• _WHAT NEEDS TO BE DONE_:
Images do not belong in the copy. Retype all the entries below exactly.

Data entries
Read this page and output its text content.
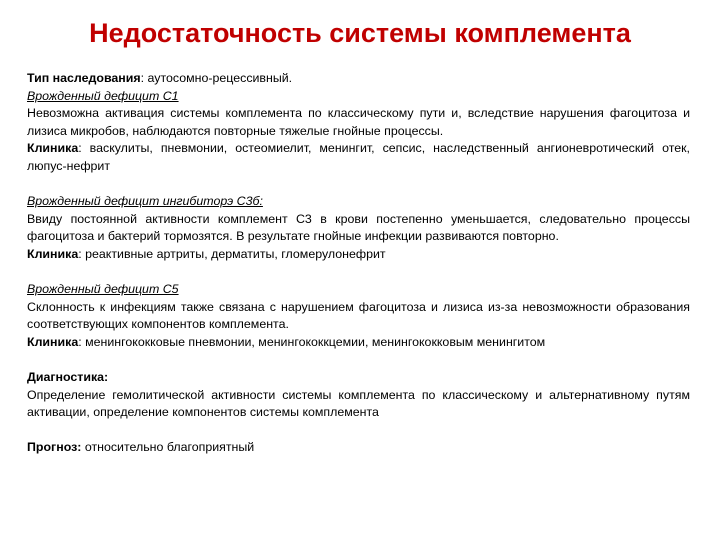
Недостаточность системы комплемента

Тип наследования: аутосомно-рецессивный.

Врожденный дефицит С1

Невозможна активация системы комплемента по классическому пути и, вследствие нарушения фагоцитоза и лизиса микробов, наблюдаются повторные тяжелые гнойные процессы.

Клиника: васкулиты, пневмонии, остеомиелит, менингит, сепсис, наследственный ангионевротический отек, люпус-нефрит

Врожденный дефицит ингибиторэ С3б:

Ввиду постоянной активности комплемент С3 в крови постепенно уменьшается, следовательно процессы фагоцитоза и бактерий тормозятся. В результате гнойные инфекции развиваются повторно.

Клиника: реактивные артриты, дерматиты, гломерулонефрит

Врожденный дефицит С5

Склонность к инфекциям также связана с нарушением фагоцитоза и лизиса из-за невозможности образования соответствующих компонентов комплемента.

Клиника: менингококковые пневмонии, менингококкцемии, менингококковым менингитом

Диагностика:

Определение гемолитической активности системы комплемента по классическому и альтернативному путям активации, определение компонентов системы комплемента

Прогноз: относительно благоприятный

• _THE OUTPUT_:
Read this page and output its text content.
Недостаточность системы комплемента

Тип наследования: аутосомно-рецессивный.

Врожденный дефицит С1

Невозможна активация системы комплемента по классическому пути и, вследствие нарушения фагоцитоза и лизиса микробов, наблюдаются повторные тяжелые гнойные процессы.

Клиника: васкулиты, пневмонии, остеомиелит, менингит, сепсис, наследственный ангионевротический отек, люпус-нефрит

Врожденный дефицит ингибиторэ С3б:

Ввиду постоянной активности комплемент С3 в крови постепенно уменьшается, следовательно процессы фагоцитоза и бактерий тормозятся. В результате гнойные инфекции развиваются повторно.

Клиника: реактивные артриты, дерматиты, гломерулонефрит

Врожденный дефицит С5

Склонность к инфекциям также связана с нарушением фагоцитоза и лизиса из-за невозможности образования соответствующих компонентов комплемента.

Клиника: менингококковые пневмонии, менингококкцемии, менингококковым менингитом

Диагностика:

Определение гемолитической активности системы комплемента по классическому и альтернативному путям активации, определение компонентов системы комплемента

Прогноз: относительно благоприятный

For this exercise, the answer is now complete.